WRITTEN INSTRUCTION:
Copy out every line of the records where the string "runners" occurs.

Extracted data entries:
◆ ◆ ◆ ◆

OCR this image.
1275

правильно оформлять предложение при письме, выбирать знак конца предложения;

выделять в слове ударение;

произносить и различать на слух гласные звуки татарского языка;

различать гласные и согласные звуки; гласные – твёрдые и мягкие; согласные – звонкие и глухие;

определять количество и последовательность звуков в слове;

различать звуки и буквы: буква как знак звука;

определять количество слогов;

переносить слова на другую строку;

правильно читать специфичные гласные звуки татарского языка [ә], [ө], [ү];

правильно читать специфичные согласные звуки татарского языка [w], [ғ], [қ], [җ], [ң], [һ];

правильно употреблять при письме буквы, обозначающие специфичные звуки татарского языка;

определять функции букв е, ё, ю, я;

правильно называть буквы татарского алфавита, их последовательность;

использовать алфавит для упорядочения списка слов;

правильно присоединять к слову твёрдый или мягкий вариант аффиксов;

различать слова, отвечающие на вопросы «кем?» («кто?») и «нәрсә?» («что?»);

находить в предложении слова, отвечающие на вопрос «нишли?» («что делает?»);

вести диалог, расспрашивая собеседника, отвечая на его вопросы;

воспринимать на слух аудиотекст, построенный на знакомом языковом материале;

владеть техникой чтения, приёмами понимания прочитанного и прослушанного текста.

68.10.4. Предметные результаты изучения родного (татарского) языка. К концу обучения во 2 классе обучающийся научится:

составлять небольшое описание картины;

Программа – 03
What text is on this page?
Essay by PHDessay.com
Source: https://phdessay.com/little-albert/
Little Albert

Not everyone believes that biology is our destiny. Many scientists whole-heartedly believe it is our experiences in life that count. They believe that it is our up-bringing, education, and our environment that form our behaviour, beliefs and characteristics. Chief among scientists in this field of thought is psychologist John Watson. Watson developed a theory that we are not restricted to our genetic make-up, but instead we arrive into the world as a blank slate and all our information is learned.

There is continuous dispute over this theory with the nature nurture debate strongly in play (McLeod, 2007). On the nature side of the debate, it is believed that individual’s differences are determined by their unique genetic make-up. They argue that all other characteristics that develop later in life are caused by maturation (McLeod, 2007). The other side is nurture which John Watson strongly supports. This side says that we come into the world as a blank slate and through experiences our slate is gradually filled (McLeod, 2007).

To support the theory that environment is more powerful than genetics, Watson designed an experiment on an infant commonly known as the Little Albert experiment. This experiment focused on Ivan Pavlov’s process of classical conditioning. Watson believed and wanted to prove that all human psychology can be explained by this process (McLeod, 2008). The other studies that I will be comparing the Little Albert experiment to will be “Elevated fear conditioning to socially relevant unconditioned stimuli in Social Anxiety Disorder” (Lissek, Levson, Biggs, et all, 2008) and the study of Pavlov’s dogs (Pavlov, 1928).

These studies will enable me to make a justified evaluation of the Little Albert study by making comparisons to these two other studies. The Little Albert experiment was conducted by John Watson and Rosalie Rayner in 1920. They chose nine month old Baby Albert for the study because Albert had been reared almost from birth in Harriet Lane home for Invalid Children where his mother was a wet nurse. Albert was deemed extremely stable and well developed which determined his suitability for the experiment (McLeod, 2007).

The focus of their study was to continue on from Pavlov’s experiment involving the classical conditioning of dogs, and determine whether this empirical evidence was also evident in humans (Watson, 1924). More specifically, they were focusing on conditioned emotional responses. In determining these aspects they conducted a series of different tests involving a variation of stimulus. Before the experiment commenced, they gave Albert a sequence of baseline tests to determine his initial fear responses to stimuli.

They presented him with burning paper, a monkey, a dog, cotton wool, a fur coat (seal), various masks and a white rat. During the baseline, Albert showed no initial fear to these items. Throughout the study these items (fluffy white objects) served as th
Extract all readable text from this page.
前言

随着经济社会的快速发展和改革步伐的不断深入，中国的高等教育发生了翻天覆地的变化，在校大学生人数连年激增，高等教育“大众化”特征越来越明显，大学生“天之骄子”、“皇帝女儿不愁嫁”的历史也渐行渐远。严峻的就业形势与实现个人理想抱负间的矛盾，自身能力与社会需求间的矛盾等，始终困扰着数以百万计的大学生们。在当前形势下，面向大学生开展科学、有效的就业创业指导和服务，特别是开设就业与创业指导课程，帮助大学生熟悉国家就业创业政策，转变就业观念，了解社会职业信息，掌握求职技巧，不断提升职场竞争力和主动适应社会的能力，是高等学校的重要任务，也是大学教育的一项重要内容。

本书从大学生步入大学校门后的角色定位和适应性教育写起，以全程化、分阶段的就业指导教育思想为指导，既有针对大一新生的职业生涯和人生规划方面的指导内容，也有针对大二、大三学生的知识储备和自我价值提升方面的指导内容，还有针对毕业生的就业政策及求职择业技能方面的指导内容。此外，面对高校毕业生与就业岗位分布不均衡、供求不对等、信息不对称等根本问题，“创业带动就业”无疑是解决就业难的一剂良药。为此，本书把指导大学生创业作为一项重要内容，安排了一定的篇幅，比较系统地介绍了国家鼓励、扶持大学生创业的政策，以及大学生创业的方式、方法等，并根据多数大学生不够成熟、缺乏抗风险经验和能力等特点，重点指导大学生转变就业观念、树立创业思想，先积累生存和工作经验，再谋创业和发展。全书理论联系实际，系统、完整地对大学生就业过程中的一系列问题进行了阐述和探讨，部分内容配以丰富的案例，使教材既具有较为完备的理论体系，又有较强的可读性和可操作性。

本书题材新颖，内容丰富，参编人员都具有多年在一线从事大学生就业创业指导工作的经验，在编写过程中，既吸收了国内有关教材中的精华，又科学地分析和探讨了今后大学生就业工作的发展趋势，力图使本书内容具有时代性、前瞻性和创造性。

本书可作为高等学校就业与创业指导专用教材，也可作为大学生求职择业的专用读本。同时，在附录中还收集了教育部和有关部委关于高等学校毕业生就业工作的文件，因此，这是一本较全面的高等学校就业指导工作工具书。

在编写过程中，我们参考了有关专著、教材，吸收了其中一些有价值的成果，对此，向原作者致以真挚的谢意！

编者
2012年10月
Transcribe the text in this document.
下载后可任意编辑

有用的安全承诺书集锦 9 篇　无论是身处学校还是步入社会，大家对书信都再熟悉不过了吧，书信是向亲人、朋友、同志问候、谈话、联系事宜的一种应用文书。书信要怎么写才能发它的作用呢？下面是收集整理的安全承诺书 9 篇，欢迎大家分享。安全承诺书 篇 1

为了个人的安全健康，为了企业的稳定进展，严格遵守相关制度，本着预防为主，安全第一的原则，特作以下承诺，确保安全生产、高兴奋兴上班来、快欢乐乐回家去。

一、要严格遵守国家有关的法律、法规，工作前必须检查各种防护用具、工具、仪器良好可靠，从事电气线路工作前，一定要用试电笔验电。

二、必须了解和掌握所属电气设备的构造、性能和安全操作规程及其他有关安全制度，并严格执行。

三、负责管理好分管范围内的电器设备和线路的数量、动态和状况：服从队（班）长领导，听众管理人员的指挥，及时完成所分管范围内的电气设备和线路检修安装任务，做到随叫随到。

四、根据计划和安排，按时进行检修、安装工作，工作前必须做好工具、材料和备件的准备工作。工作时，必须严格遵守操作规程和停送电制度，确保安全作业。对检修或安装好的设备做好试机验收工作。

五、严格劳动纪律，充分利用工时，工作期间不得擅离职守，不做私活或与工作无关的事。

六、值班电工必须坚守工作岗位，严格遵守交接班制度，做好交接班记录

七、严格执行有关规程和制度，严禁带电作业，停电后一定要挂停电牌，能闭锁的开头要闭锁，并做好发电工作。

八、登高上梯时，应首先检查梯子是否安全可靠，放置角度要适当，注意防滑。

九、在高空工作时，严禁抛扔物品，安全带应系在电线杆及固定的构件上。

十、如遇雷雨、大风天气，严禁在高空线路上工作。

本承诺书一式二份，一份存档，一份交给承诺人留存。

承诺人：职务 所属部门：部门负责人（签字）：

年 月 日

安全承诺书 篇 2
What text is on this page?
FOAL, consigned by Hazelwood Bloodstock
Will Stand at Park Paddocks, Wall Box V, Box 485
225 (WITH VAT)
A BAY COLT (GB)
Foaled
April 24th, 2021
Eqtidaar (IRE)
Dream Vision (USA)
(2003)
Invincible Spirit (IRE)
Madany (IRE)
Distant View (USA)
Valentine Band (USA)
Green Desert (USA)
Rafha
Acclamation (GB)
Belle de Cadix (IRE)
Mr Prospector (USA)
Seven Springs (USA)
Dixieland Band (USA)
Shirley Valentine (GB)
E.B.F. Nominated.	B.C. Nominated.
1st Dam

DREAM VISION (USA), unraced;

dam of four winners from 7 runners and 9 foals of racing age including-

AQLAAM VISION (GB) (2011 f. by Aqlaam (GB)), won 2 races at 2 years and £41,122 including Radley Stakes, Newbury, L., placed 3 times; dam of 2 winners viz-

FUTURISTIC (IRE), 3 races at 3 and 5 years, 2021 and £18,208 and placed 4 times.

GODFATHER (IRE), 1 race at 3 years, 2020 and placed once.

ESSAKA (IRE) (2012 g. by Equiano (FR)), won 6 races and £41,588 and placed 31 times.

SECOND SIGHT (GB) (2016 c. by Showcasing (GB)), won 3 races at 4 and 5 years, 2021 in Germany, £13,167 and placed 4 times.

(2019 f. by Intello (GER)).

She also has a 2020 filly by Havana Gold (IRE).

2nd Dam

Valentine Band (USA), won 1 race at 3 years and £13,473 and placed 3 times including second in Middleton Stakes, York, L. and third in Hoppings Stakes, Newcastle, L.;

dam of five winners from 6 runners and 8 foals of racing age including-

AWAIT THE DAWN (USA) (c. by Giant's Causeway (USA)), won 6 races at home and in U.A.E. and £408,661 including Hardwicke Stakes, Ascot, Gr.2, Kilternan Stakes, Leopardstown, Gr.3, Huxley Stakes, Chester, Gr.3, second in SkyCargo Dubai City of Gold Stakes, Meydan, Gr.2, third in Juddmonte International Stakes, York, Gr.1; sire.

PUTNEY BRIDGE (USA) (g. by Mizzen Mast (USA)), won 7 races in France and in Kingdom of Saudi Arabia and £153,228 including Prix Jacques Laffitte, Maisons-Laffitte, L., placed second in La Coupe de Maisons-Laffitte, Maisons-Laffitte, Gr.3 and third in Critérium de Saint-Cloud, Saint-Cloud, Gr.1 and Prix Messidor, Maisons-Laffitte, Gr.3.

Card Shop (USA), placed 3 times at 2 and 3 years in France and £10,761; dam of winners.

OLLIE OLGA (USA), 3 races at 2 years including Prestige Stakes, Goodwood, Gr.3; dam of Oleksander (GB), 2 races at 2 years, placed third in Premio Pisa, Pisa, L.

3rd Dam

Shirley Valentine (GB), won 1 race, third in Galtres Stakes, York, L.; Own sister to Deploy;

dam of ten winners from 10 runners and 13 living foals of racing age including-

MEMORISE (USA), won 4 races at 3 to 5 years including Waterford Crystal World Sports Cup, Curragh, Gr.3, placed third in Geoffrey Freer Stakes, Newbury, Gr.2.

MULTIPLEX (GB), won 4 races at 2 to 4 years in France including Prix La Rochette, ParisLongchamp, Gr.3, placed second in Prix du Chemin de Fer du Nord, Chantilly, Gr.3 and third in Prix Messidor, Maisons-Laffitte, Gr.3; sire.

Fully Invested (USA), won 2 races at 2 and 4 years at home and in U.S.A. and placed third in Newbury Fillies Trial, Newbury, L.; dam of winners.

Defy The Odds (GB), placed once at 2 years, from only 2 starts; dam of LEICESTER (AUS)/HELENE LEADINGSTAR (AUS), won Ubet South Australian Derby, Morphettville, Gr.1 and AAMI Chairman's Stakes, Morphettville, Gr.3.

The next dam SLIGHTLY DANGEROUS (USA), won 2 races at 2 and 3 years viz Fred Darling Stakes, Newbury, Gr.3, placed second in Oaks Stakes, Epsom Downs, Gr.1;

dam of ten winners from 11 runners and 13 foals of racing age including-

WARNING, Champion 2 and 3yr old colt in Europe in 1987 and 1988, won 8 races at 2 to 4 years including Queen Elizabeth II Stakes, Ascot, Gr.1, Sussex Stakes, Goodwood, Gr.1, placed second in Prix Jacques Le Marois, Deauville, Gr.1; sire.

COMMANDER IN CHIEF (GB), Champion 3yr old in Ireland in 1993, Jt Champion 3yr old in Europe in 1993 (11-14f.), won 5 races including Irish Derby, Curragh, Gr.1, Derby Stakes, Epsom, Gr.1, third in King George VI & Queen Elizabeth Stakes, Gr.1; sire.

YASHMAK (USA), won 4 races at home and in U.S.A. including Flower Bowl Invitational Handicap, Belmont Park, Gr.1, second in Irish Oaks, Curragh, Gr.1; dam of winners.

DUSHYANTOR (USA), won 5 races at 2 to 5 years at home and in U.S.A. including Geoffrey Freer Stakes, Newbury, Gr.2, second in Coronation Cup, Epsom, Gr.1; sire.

◆ ◆ ◆ ◆

OUTPUT OF THE TASK:
dam of four winners from 7 runners and 9 foals of racing age including-
dam of five winners from 6 runners and 8 foals of racing age including-
dam of ten winners from 10 runners and 13 living foals of racing age including-
dam of ten winners from 11 runners and 13 foals of racing age including-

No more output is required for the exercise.